### [Direction]
Word for word, retype every entry in the listing.

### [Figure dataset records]

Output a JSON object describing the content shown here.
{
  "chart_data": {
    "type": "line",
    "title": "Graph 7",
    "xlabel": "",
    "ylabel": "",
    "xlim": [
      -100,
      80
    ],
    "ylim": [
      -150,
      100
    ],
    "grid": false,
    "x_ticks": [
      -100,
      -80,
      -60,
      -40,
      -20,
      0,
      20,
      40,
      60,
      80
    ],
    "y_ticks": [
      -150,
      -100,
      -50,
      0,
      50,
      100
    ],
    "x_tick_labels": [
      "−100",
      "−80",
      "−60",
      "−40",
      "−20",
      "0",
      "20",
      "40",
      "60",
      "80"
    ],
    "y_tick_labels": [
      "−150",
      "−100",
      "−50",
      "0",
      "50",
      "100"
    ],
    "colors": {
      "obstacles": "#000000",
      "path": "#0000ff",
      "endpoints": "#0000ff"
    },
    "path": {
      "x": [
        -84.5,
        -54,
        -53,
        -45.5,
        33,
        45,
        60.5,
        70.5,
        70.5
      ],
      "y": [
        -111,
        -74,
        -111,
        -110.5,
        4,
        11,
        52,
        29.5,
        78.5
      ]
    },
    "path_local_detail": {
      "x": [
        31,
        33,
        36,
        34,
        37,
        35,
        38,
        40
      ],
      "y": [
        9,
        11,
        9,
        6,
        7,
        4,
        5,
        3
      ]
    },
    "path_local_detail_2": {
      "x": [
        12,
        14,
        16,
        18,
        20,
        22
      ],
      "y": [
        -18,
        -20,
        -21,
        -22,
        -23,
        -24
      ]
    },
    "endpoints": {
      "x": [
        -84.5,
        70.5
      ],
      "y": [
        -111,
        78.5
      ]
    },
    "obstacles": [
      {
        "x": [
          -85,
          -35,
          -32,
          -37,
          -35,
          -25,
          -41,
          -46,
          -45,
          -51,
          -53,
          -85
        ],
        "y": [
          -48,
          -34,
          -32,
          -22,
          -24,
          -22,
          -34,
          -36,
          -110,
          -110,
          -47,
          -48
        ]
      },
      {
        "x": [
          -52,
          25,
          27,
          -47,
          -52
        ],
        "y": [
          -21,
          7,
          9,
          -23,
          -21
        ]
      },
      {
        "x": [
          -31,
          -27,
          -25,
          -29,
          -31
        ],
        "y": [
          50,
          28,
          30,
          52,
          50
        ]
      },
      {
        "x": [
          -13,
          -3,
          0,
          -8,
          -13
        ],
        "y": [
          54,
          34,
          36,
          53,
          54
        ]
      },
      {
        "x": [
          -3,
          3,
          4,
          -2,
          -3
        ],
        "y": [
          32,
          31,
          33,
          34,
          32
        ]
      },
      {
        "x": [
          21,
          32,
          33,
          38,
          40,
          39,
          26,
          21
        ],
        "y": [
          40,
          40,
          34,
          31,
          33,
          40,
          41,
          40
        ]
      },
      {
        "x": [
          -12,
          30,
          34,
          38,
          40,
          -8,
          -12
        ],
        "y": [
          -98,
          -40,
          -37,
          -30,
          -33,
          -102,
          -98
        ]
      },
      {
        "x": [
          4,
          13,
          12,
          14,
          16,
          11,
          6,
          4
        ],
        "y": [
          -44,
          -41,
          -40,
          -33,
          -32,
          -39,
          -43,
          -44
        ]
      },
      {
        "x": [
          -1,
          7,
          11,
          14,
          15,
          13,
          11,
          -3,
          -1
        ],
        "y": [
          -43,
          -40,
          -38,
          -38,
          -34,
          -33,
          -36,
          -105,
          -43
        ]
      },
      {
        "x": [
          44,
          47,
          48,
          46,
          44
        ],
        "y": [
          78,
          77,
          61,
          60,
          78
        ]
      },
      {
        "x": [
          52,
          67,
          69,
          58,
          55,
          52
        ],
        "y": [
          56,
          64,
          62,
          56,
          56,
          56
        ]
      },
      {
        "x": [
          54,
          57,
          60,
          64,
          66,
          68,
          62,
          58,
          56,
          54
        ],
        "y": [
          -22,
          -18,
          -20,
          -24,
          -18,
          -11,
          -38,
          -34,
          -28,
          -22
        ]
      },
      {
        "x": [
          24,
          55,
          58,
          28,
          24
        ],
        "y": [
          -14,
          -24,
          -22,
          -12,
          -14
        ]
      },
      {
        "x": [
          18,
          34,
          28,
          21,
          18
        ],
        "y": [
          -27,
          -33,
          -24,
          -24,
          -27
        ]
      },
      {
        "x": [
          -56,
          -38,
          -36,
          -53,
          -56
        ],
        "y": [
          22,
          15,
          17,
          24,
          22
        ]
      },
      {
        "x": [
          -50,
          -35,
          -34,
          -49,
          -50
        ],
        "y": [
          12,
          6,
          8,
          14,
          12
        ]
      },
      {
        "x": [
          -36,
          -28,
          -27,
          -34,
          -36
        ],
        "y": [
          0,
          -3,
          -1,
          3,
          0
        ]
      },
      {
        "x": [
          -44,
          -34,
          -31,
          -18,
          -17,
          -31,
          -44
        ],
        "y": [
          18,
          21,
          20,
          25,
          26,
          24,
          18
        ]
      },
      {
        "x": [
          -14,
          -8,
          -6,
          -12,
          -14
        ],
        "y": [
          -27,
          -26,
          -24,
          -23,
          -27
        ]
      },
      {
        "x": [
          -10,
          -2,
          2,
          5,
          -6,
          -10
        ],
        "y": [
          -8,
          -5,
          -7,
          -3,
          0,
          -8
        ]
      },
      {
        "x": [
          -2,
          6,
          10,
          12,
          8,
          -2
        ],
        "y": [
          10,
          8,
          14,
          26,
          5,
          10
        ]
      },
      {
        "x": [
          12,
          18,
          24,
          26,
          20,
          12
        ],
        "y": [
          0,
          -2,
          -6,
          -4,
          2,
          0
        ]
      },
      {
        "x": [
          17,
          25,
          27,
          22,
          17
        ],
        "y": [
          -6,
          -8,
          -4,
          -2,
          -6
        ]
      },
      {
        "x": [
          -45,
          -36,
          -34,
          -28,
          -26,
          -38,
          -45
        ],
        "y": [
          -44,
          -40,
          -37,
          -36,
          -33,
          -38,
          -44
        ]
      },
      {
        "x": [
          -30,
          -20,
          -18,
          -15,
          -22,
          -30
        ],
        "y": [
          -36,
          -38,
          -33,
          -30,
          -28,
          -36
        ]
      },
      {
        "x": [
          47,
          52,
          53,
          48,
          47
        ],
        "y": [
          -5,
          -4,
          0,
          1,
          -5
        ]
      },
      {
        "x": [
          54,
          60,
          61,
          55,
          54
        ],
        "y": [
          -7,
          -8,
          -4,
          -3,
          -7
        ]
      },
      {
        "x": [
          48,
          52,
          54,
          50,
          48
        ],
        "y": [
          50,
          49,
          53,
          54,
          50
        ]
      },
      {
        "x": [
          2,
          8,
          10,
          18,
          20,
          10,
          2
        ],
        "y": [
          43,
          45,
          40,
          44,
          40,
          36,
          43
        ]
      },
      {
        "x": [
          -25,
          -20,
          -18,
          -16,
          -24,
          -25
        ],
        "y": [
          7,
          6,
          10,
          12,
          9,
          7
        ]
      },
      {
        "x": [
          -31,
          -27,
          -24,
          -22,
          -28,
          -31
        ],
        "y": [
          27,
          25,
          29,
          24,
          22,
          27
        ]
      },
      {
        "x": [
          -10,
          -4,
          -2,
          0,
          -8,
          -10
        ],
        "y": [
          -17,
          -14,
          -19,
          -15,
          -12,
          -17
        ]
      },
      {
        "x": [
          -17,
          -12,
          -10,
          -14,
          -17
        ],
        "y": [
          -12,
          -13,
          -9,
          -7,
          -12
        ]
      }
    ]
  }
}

### [Answer to this exercise]
Output a JSON object describing the content shown here.
{
  "chart_data": {
    "type": "line",
    "title": "Graph 7",
    "xlabel": "",
    "ylabel": "",
    "xlim": [
      -100,
      80
    ],
    "ylim": [
      -150,
      100
    ],
    "grid": false,
    "x_ticks": [
      -100,
      -80,
      -60,
      -40,
      -20,
      0,
      20,
      40,
      60,
      80
    ],
    "y_ticks": [
      -150,
      -100,
      -50,
      0,
      50,
      100
    ],
    "x_tick_labels": [
      "−100",
      "−80",
      "−60",
      "−40",
      "−20",
      "0",
      "20",
      "40",
      "60",
      "80"
    ],
    "y_tick_labels": [
      "−150",
      "−100",
      "−50",
      "0",
      "50",
      "100"
    ],
    "colors": {
      "obstacles": "#000000",
      "path": "#0000ff",
      "endpoints": "#0000ff"
    },
    "path": {
      "x": [
        -84.5,
        -54,
        -53,
        -45.5,
        33,
        45,
        60.5,
        70.5,
        70.5
      ],
      "y": [
        -111,
        -74,
        -111,
        -110.5,
        4,
        11,
        52,
        29.5,
        78.5
      ]
    },
    "path_local_detail": {
      "x": [
        31,
        33,
        36,
        34,
        37,
        35,
        38,
        40
      ],
      "y": [
        9,
        11,
        9,
        6,
        7,
        4,
        5,
        3
      ]
    },
    "path_local_detail_2": {
      "x": [
        12,
        14,
        16,
        18,
        20,
        22
      ],
      "y": [
        -18,
        -20,
        -21,
        -22,
        -23,
        -24
      ]
    },
    "endpoints": {
      "x": [
        -84.5,
        70.5
      ],
      "y": [
        -111,
        78.5
      ]
    },
    "obstacles": [
      {
        "x": [
          -85,
          -35,
          -32,
          -37,
          -35,
          -25,
          -41,
          -46,
          -45,
          -51,
          -53,
          -85
        ],
        "y": [
          -48,
          -34,
          -32,
          -22,
          -24,
          -22,
          -34,
          -36,
          -110,
          -110,
          -47,
          -48
        ]
      },
      {
        "x": [
          -52,
          25,
          27,
          -47,
          -52
        ],
        "y": [
          -21,
          7,
          9,
          -23,
          -21
        ]
      },
      {
        "x": [
          -31,
          -27,
          -25,
          -29,
          -31
        ],
        "y": [
          50,
          28,
          30,
          52,
          50
        ]
      },
      {
        "x": [
          -13,
          -3,
          0,
          -8,
          -13
        ],
        "y": [
          54,
          34,
          36,
          53,
          54
        ]
      },
      {
        "x": [
          -3,
          3,
          4,
          -2,
          -3
        ],
        "y": [
          32,
          31,
          33,
          34,
          32
        ]
      },
      {
        "x": [
          21,
          32,
          33,
          38,
          40,
          39,
          26,
          21
        ],
        "y": [
          40,
          40,
          34,
          31,
          33,
          40,
          41,
          40
        ]
      },
      {
        "x": [
          -12,
          30,
          34,
          38,
          40,
          -8,
          -12
        ],
        "y": [
          -98,
          -40,
          -37,
          -30,
          -33,
          -102,
          -98
        ]
      },
      {
        "x": [
          4,
          13,
          12,
          14,
          16,
          11,
          6,
          4
        ],
        "y": [
          -44,
          -41,
          -40,
          -33,
          -32,
          -39,
          -43,
          -44
        ]
      },
      {
        "x": [
          -1,
          7,
          11,
          14,
          15,
          13,
          11,
          -3,
          -1
        ],
        "y": [
          -43,
          -40,
          -38,
          -38,
          -34,
          -33,
          -36,
          -105,
          -43
        ]
      },
      {
        "x": [
          44,
          47,
          48,
          46,
          44
        ],
        "y": [
          78,
          77,
          61,
          60,
          78
        ]
      },
      {
        "x": [
          52,
          67,
          69,
          58,
          55,
          52
        ],
        "y": [
          56,
          64,
          62,
          56,
          56,
          56
        ]
      },
      {
        "x": [
          54,
          57,
          60,
          64,
          66,
          68,
          62,
          58,
          56,
          54
        ],
        "y": [
          -22,
          -18,
          -20,
          -24,
          -18,
          -11,
          -38,
          -34,
          -28,
          -22
        ]
      },
      {
        "x": [
          24,
          55,
          58,
          28,
          24
        ],
        "y": [
          -14,
          -24,
          -22,
          -12,
          -14
        ]
      },
      {
        "x": [
          18,
          34,
          28,
          21,
          18
        ],
        "y": [
          -27,
          -33,
          -24,
          -24,
          -27
        ]
      },
      {
        "x": [
          -56,
          -38,
          -36,
          -53,
          -56
        ],
        "y": [
          22,
          15,
          17,
          24,
          22
        ]
      },
      {
        "x": [
          -50,
          -35,
          -34,
          -49,
          -50
        ],
        "y": [
          12,
          6,
          8,
          14,
          12
        ]
      },
      {
        "x": [
          -36,
          -28,
          -27,
          -34,
          -36
        ],
        "y": [
          0,
          -3,
          -1,
          3,
          0
        ]
      },
      {
        "x": [
          -44,
          -34,
          -31,
          -18,
          -17,
          -31,
          -44
        ],
        "y": [
          18,
          21,
          20,
          25,
          26,
          24,
          18
        ]
      },
      {
        "x": [
          -14,
          -8,
          -6,
          -12,
          -14
        ],
        "y": [
          -27,
          -26,
          -24,
          -23,
          -27
        ]
      },
      {
        "x": [
          -10,
          -2,
          2,
          5,
          -6,
          -10
        ],
        "y": [
          -8,
          -5,
          -7,
          -3,
          0,
          -8
        ]
      },
      {
        "x": [
          -2,
          6,
          10,
          12,
          8,
          -2
        ],
        "y": [
          10,
          8,
          14,
          26,
          5,
          10
        ]
      },
      {
        "x": [
          12,
          18,
          24,
          26,
          20,
          12
        ],
        "y": [
          0,
          -2,
          -6,
          -4,
          2,
          0
        ]
      },
      {
        "x": [
          17,
          25,
          27,
          22,
          17
        ],
        "y": [
          -6,
          -8,
          -4,
          -2,
          -6
        ]
      },
      {
        "x": [
          -45,
          -36,
          -34,
          -28,
          -26,
          -38,
          -45
        ],
        "y": [
          -44,
          -40,
          -37,
          -36,
          -33,
          -38,
          -44
        ]
      },
      {
        "x": [
          -30,
          -20,
          -18,
          -15,
          -22,
          -30
        ],
        "y": [
          -36,
          -38,
          -33,
          -30,
          -28,
          -36
        ]
      },
      {
        "x": [
          47,
          52,
          53,
          48,
          47
        ],
        "y": [
          -5,
          -4,
          0,
          1,
          -5
        ]
      },
      {
        "x": [
          54,
          60,
          61,
          55,
          54
        ],
        "y": [
          -7,
          -8,
          -4,
          -3,
          -7
        ]
      },
      {
        "x": [
          48,
          52,
          54,
          50,
          48
        ],
        "y": [
          50,
          49,
          53,
          54,
          50
        ]
      },
      {
        "x": [
          2,
          8,
          10,
          18,
          20,
          10,
          2
        ],
        "y": [
          43,
          45,
          40,
          44,
          40,
          36,
          43
        ]
      },
      {
        "x": [
          -25,
          -20,
          -18,
          -16,
          -24,
          -25
        ],
        "y": [
          7,
          6,
          10,
          12,
          9,
          7
        ]
      },
      {
        "x": [
          -31,
          -27,
          -24,
          -22,
          -28,
          -31
        ],
        "y": [
          27,
          25,
          29,
          24,
          22,
          27
        ]
      },
      {
        "x": [
          -10,
          -4,
          -2,
          0,
          -8,
          -10
        ],
        "y": [
          -17,
          -14,
          -19,
          -15,
          -12,
          -17
        ]
      },
      {
        "x": [
          -17,
          -12,
          -10,
          -14,
          -17
        ],
        "y": [
          -12,
          -13,
          -9,
          -7,
          -12
        ]
      }
    ]
  }
}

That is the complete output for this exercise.